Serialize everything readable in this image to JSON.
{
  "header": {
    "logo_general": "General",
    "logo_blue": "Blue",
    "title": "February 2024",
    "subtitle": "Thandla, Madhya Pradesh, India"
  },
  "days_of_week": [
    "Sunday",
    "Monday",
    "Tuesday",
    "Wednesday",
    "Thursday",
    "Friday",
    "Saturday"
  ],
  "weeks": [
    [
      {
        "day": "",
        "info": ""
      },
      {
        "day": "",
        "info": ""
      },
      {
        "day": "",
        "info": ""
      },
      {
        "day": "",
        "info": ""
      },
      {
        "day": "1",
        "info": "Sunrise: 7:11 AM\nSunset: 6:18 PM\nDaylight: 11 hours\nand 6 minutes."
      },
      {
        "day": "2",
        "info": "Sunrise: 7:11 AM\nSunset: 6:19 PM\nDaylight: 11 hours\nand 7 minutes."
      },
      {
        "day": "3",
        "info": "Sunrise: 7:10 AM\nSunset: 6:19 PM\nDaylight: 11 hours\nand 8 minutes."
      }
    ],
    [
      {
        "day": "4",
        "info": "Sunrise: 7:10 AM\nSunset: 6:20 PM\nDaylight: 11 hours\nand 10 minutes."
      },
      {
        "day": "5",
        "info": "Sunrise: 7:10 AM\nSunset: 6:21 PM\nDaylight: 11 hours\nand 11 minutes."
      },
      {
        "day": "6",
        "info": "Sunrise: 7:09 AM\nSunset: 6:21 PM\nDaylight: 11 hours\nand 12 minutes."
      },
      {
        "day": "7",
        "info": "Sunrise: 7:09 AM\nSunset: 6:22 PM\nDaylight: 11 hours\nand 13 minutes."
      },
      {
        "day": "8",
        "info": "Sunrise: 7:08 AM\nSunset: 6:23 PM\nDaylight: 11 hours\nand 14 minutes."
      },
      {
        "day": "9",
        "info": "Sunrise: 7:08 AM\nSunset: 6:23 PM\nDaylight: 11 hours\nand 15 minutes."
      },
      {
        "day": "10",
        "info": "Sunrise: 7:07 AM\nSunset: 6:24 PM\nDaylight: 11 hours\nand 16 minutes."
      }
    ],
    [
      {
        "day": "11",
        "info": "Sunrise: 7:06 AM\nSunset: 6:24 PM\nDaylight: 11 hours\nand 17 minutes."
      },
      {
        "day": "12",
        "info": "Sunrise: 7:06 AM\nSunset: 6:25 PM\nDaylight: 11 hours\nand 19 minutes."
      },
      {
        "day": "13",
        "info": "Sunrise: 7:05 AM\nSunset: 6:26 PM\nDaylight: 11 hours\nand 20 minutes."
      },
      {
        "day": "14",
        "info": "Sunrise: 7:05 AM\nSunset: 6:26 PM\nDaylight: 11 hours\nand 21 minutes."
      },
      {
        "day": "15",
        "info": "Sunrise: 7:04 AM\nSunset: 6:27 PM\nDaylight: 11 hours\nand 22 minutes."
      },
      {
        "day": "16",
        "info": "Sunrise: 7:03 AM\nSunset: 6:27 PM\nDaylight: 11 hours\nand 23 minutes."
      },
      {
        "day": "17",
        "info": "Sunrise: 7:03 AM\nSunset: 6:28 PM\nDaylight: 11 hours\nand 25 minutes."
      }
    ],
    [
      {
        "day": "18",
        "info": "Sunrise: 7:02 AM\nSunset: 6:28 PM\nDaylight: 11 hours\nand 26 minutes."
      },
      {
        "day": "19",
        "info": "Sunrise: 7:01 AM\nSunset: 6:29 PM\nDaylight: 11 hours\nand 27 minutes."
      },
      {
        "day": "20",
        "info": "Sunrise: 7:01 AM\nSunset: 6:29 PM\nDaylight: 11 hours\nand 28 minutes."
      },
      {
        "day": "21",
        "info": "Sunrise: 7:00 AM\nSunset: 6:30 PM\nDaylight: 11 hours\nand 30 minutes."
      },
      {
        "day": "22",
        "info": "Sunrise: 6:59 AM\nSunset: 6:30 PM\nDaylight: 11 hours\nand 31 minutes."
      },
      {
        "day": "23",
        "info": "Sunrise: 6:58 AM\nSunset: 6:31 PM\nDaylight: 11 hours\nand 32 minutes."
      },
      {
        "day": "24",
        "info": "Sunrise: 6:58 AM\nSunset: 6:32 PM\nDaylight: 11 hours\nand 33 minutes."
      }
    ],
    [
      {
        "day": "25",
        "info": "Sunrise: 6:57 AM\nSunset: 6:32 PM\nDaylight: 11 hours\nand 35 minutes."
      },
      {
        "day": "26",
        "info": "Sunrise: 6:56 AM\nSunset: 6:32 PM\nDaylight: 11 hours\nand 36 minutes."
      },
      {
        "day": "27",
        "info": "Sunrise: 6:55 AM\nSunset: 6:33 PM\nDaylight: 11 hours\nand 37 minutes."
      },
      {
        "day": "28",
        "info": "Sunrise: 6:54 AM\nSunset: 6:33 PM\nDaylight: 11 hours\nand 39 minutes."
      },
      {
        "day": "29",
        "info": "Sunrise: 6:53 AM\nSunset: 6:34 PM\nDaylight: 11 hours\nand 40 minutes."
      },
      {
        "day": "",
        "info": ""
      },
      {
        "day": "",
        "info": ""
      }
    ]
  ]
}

• • • • •

WRITTEN REQUEST:
Extract the full listing above without alteration.

SOLUTION TO THE EXERCISE:
Serialize everything readable in this image to JSON.
{
  "header": {
    "logo_general": "General",
    "logo_blue": "Blue",
    "title": "February 2024",
    "subtitle": "Thandla, Madhya Pradesh, India"
  },
  "days_of_week": [
    "Sunday",
    "Monday",
    "Tuesday",
    "Wednesday",
    "Thursday",
    "Friday",
    "Saturday"
  ],
  "weeks": [
    [
      {
        "day": "",
        "info": ""
      },
      {
        "day": "",
        "info": ""
      },
      {
        "day": "",
        "info": ""
      },
      {
        "day": "",
        "info": ""
      },
      {
        "day": "1",
        "info": "Sunrise: 7:11 AM\nSunset: 6:18 PM\nDaylight: 11 hours\nand 6 minutes."
      },
      {
        "day": "2",
        "info": "Sunrise: 7:11 AM\nSunset: 6:19 PM\nDaylight: 11 hours\nand 7 minutes."
      },
      {
        "day": "3",
        "info": "Sunrise: 7:10 AM\nSunset: 6:19 PM\nDaylight: 11 hours\nand 8 minutes."
      }
    ],
    [
      {
        "day": "4",
        "info": "Sunrise: 7:10 AM\nSunset: 6:20 PM\nDaylight: 11 hours\nand 10 minutes."
      },
      {
        "day": "5",
        "info": "Sunrise: 7:10 AM\nSunset: 6:21 PM\nDaylight: 11 hours\nand 11 minutes."
      },
      {
        "day": "6",
        "info": "Sunrise: 7:09 AM\nSunset: 6:21 PM\nDaylight: 11 hours\nand 12 minutes."
      },
      {
        "day": "7",
        "info": "Sunrise: 7:09 AM\nSunset: 6:22 PM\nDaylight: 11 hours\nand 13 minutes."
      },
      {
        "day": "8",
        "info": "Sunrise: 7:08 AM\nSunset: 6:23 PM\nDaylight: 11 hours\nand 14 minutes."
      },
      {
        "day": "9",
        "info": "Sunrise: 7:08 AM\nSunset: 6:23 PM\nDaylight: 11 hours\nand 15 minutes."
      },
      {
        "day": "10",
        "info": "Sunrise: 7:07 AM\nSunset: 6:24 PM\nDaylight: 11 hours\nand 16 minutes."
      }
    ],
    [
      {
        "day": "11",
        "info": "Sunrise: 7:06 AM\nSunset: 6:24 PM\nDaylight: 11 hours\nand 17 minutes."
      },
      {
        "day": "12",
        "info": "Sunrise: 7:06 AM\nSunset: 6:25 PM\nDaylight: 11 hours\nand 19 minutes."
      },
      {
        "day": "13",
        "info": "Sunrise: 7:05 AM\nSunset: 6:26 PM\nDaylight: 11 hours\nand 20 minutes."
      },
      {
        "day": "14",
        "info": "Sunrise: 7:05 AM\nSunset: 6:26 PM\nDaylight: 11 hours\nand 21 minutes."
      },
      {
        "day": "15",
        "info": "Sunrise: 7:04 AM\nSunset: 6:27 PM\nDaylight: 11 hours\nand 22 minutes."
      },
      {
        "day": "16",
        "info": "Sunrise: 7:03 AM\nSunset: 6:27 PM\nDaylight: 11 hours\nand 23 minutes."
      },
      {
        "day": "17",
        "info": "Sunrise: 7:03 AM\nSunset: 6:28 PM\nDaylight: 11 hours\nand 25 minutes."
      }
    ],
    [
      {
        "day": "18",
        "info": "Sunrise: 7:02 AM\nSunset: 6:28 PM\nDaylight: 11 hours\nand 26 minutes."
      },
      {
        "day": "19",
        "info": "Sunrise: 7:01 AM\nSunset: 6:29 PM\nDaylight: 11 hours\nand 27 minutes."
      },
      {
        "day": "20",
        "info": "Sunrise: 7:01 AM\nSunset: 6:29 PM\nDaylight: 11 hours\nand 28 minutes."
      },
      {
        "day": "21",
        "info": "Sunrise: 7:00 AM\nSunset: 6:30 PM\nDaylight: 11 hours\nand 30 minutes."
      },
      {
        "day": "22",
        "info": "Sunrise: 6:59 AM\nSunset: 6:30 PM\nDaylight: 11 hours\nand 31 minutes."
      },
      {
        "day": "23",
        "info": "Sunrise: 6:58 AM\nSunset: 6:31 PM\nDaylight: 11 hours\nand 32 minutes."
      },
      {
        "day": "24",
        "info": "Sunrise: 6:58 AM\nSunset: 6:32 PM\nDaylight: 11 hours\nand 33 minutes."
      }
    ],
    [
      {
        "day": "25",
        "info": "Sunrise: 6:57 AM\nSunset: 6:32 PM\nDaylight: 11 hours\nand 35 minutes."
      },
      {
        "day": "26",
        "info": "Sunrise: 6:56 AM\nSunset: 6:32 PM\nDaylight: 11 hours\nand 36 minutes."
      },
      {
        "day": "27",
        "info": "Sunrise: 6:55 AM\nSunset: 6:33 PM\nDaylight: 11 hours\nand 37 minutes."
      },
      {
        "day": "28",
        "info": "Sunrise: 6:54 AM\nSunset: 6:33 PM\nDaylight: 11 hours\nand 39 minutes."
      },
      {
        "day": "29",
        "info": "Sunrise: 6:53 AM\nSunset: 6:34 PM\nDaylight: 11 hours\nand 40 minutes."
      },
      {
        "day": "",
        "info": ""
      },
      {
        "day": "",
        "info": ""
      }
    ]
  ]
}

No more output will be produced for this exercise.